** WHAT YOU ARE ASKED TO DO **
Say the number of lines containing the string "b同为负数时", and say nothing else.

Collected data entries
★ ★ ★ ★

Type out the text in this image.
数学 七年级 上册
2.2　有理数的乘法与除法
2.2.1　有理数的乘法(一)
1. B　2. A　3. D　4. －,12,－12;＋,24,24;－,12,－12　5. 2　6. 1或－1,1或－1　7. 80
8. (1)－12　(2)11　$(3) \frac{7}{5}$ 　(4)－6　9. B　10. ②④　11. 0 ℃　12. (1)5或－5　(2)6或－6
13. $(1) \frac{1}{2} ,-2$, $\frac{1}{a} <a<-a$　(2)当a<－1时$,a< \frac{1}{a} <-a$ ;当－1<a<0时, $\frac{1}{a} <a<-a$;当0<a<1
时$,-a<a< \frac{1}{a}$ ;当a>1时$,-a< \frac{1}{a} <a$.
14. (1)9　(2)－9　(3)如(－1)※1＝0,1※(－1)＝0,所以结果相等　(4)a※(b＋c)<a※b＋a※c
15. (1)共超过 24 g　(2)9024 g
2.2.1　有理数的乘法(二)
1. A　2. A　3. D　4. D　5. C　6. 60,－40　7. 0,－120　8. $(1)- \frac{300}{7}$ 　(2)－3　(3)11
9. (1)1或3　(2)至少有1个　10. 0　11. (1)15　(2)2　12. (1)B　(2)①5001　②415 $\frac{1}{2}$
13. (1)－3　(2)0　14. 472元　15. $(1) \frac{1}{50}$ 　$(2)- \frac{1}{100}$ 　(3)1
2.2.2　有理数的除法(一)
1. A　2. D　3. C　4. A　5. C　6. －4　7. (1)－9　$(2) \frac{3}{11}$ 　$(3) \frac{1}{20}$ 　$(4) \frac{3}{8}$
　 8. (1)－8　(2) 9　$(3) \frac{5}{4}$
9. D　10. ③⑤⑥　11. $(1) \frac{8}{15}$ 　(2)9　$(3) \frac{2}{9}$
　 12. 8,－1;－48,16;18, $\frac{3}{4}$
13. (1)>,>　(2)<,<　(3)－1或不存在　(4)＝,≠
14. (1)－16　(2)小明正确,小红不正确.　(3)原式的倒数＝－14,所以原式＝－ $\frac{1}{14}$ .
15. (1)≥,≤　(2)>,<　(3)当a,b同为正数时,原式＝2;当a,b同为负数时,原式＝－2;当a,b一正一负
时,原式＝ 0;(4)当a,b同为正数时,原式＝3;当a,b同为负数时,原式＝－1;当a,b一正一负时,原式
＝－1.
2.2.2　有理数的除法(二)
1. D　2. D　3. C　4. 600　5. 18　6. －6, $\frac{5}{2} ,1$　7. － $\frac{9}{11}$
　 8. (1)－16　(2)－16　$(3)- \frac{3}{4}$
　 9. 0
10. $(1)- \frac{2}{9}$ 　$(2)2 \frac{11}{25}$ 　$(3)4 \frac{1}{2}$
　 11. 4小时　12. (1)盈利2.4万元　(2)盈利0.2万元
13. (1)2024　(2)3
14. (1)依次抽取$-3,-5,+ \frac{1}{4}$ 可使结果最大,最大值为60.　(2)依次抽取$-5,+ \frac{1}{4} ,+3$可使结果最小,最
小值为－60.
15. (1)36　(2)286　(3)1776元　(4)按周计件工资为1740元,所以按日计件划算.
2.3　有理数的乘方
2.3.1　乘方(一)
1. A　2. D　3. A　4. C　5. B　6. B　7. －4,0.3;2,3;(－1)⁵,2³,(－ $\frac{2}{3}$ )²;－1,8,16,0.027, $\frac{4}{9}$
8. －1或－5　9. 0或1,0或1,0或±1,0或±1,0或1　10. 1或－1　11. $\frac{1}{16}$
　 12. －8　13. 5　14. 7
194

★ ★ ★ ★

** RESULT OF THE TASK **
2